## Source material:
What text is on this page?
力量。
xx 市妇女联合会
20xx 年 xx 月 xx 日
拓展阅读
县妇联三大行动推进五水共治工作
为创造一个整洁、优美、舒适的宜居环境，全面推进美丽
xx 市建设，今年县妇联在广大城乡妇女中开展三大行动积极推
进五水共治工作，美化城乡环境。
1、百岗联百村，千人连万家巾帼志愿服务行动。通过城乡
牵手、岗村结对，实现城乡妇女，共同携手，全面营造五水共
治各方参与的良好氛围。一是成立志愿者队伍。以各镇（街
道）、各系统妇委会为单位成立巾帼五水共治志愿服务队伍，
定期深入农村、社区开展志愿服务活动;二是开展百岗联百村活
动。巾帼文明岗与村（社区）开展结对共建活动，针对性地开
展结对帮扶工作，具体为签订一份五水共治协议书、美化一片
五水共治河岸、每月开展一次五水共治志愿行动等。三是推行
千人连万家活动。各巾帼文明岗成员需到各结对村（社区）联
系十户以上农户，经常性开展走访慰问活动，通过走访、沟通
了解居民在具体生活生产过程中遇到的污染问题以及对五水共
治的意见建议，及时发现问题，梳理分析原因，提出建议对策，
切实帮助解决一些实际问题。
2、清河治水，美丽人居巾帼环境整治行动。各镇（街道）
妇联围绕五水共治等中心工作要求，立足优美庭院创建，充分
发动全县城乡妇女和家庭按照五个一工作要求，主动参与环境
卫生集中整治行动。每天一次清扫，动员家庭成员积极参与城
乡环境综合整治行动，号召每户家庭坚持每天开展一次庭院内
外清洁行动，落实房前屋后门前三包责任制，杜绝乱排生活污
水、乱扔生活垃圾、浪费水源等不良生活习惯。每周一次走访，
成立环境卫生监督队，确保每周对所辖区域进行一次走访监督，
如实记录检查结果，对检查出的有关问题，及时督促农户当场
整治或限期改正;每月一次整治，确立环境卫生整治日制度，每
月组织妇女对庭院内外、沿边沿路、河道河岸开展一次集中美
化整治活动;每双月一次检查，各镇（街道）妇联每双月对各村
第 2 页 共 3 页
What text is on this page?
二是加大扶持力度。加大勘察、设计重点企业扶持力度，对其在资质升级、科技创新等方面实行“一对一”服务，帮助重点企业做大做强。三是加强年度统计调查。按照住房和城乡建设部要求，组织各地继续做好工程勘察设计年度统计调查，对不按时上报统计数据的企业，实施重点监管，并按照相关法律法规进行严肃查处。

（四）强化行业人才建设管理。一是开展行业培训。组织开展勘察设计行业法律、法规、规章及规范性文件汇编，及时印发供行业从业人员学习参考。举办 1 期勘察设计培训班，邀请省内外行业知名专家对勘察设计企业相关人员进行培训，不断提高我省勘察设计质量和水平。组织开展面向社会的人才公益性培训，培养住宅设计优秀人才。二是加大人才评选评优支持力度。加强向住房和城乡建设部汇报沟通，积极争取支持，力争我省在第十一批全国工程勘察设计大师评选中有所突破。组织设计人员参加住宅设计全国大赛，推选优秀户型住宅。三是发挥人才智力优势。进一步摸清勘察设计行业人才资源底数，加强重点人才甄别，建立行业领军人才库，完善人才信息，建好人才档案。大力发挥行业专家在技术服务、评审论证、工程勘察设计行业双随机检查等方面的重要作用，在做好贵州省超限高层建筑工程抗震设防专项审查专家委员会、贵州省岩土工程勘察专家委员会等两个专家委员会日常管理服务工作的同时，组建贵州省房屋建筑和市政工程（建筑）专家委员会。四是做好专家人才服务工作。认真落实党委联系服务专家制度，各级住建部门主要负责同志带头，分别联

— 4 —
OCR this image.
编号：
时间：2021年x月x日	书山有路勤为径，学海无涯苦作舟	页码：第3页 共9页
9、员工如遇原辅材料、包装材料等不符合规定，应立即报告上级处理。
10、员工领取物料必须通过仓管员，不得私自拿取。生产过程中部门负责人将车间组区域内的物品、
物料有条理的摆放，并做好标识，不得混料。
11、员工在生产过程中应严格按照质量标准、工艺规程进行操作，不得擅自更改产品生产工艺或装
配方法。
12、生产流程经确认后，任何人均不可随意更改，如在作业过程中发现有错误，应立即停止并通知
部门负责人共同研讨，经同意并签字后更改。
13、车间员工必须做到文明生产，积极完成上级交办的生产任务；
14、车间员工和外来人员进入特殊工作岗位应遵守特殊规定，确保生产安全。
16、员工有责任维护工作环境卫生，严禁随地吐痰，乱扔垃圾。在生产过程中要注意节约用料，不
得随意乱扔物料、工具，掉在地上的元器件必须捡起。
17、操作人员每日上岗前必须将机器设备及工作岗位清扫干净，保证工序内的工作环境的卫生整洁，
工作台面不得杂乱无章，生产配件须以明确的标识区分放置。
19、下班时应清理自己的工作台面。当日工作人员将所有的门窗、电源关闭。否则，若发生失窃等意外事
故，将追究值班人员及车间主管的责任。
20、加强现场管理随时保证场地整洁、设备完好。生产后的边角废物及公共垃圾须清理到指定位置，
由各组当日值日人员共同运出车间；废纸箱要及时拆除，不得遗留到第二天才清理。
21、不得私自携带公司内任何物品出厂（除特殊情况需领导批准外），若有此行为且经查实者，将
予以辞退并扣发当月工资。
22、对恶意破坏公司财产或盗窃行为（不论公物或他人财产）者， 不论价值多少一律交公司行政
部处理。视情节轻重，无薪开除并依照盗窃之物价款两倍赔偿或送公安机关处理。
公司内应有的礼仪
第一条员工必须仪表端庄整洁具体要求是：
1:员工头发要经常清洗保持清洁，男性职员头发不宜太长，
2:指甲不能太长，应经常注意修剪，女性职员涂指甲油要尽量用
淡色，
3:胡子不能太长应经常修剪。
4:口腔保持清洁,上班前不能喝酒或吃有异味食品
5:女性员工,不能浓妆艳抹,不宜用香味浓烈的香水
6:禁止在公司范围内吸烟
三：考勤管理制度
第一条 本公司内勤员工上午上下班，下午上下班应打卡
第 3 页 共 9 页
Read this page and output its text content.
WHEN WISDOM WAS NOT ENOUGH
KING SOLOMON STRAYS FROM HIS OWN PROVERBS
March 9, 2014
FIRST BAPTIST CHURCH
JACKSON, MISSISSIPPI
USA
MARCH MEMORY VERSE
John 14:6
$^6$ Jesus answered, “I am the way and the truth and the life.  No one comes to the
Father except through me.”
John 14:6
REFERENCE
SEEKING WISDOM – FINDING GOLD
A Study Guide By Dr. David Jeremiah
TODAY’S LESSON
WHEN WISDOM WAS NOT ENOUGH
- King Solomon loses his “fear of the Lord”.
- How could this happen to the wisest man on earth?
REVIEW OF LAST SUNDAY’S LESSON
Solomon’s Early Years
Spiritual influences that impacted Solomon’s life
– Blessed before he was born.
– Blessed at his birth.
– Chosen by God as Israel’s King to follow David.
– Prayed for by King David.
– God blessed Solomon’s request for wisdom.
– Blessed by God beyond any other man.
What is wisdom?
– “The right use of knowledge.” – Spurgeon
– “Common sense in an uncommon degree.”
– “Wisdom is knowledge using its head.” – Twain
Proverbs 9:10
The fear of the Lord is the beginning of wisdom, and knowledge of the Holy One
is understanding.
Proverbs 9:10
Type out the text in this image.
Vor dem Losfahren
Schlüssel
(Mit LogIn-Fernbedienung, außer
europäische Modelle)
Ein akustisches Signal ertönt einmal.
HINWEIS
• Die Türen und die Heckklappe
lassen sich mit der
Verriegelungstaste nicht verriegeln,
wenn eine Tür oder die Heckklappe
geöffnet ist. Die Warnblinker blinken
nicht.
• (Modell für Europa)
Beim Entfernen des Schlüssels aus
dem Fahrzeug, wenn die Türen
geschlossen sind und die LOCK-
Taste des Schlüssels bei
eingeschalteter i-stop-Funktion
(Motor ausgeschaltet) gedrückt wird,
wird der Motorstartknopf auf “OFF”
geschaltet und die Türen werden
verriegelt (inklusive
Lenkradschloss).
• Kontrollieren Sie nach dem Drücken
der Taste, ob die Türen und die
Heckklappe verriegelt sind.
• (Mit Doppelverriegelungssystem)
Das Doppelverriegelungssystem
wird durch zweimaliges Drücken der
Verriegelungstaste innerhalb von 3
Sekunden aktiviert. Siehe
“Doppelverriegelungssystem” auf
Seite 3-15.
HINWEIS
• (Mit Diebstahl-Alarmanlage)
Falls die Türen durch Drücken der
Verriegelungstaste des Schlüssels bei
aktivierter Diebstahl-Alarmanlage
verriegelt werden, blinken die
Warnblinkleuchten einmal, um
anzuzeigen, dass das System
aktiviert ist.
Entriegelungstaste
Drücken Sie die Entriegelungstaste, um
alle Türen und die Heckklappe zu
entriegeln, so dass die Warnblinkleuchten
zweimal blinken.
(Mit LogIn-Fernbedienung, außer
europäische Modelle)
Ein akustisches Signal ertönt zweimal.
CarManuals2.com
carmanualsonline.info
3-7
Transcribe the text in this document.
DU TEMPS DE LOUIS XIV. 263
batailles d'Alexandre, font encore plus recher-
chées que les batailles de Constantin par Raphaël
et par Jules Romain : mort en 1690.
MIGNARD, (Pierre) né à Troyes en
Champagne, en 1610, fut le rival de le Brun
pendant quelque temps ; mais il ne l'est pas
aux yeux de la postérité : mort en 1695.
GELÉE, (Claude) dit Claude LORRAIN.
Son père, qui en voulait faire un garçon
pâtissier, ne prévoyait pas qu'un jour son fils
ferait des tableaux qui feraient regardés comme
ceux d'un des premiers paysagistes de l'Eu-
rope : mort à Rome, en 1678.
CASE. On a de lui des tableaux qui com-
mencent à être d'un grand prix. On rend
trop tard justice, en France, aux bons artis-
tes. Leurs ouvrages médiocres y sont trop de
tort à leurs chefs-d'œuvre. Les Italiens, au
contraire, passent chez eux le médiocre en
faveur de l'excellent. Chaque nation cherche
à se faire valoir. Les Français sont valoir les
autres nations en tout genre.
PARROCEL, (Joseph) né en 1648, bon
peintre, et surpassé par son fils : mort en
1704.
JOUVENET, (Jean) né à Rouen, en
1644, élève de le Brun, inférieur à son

## The request:
Give only the number of lines in the material above that include the word "Türen".

## Response to the exercise:
6